Entries with figure data
(begin)

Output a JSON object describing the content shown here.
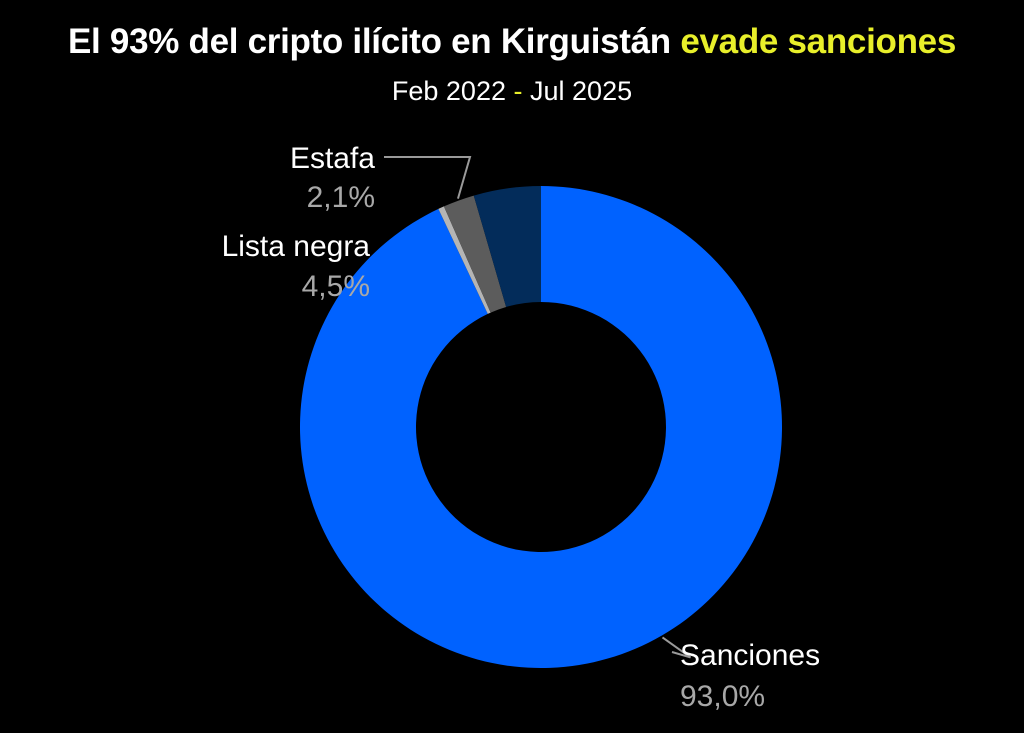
{
  "title": {
    "main": "El 93% del cripto ilícito en Kirguistán",
    "highlight": "evade sanciones"
  },
  "subtitle": {
    "start": "Feb 2022",
    "separator": "-",
    "end": "Jul 2025"
  },
  "colors": {
    "background": "#000000",
    "accent": "#e8ef2a",
    "sanciones": "#0062ff",
    "lista_negra": "#032c5a",
    "estafa": "#5c5c5c",
    "otros": "#b5b5b5"
  },
  "chart_data": {
    "type": "pie",
    "donut": true,
    "title": "El 93% del cripto ilícito en Kirguistán evade sanciones",
    "subtitle": "Feb 2022 - Jul 2025",
    "slices": [
      {
        "label": "Sanciones",
        "value": 93.0,
        "value_label": "93,0%",
        "color": "#0062ff"
      },
      {
        "label": "",
        "value": 0.4,
        "value_label": "",
        "color": "#b5b5b5"
      },
      {
        "label": "Estafa",
        "value": 2.1,
        "value_label": "2,1%",
        "color": "#5c5c5c"
      },
      {
        "label": "Lista negra",
        "value": 4.5,
        "value_label": "4,5%",
        "color": "#032c5a"
      }
    ],
    "legend": "none"
  }
}
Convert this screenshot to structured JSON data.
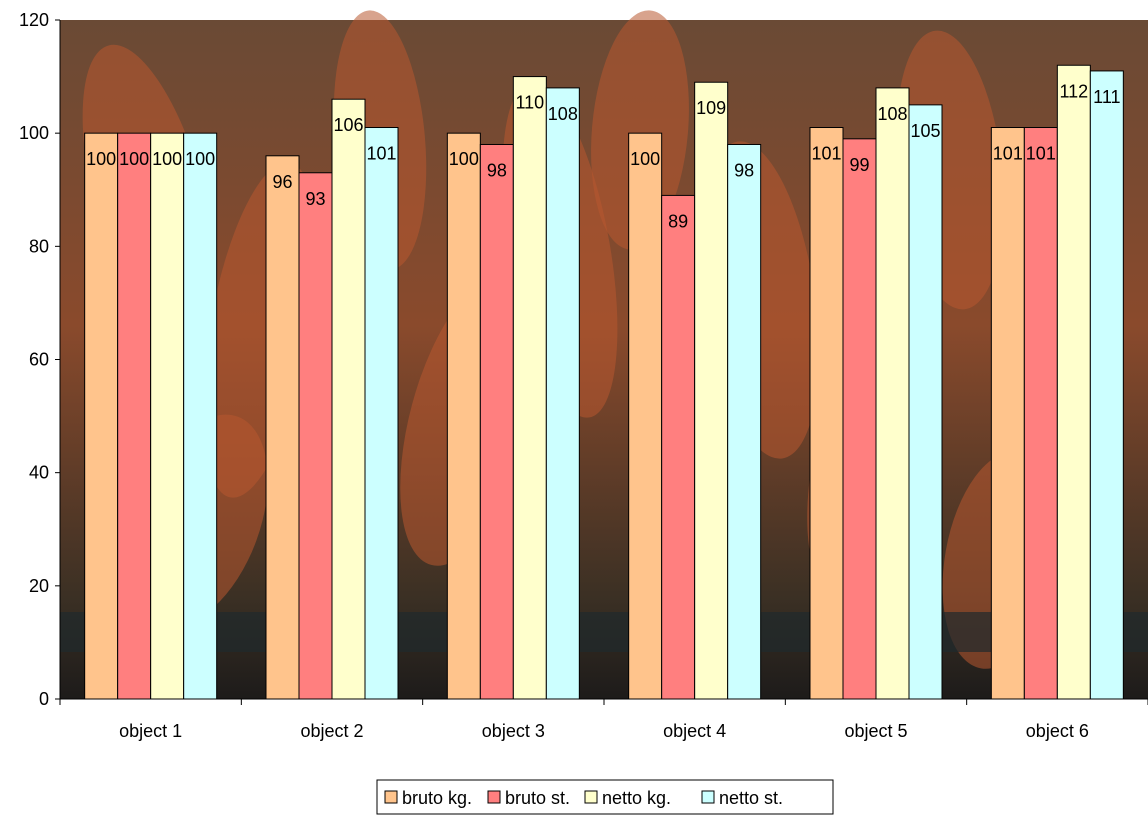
{
  "chart_data": {
    "type": "bar",
    "title": "",
    "xlabel": "",
    "ylabel": "",
    "ylim": [
      0,
      120
    ],
    "yticks": [
      0,
      20,
      40,
      60,
      80,
      100,
      120
    ],
    "grid": false,
    "legend_position": "bottom",
    "background": "photo of carrots",
    "categories": [
      "object 1",
      "object 2",
      "object 3",
      "object 4",
      "object 5",
      "object 6"
    ],
    "series": [
      {
        "name": "bruto kg.",
        "color": "#FFC48C",
        "values": [
          100,
          96,
          100,
          100,
          101,
          101
        ]
      },
      {
        "name": "bruto st.",
        "color": "#FF7F7F",
        "values": [
          100,
          93,
          98,
          89,
          99,
          101
        ]
      },
      {
        "name": "netto kg.",
        "color": "#FFFFCC",
        "values": [
          100,
          106,
          110,
          109,
          108,
          112
        ]
      },
      {
        "name": "netto st.",
        "color": "#CCFFFF",
        "values": [
          100,
          101,
          108,
          98,
          105,
          111
        ]
      }
    ]
  }
}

(end)

[Given exercise]
Filter the records for lines holding the string "subtitle". Copy each one.

[The result]
  "subtitle": {
    "subtitle": "Feb 2022 - Jul 2025",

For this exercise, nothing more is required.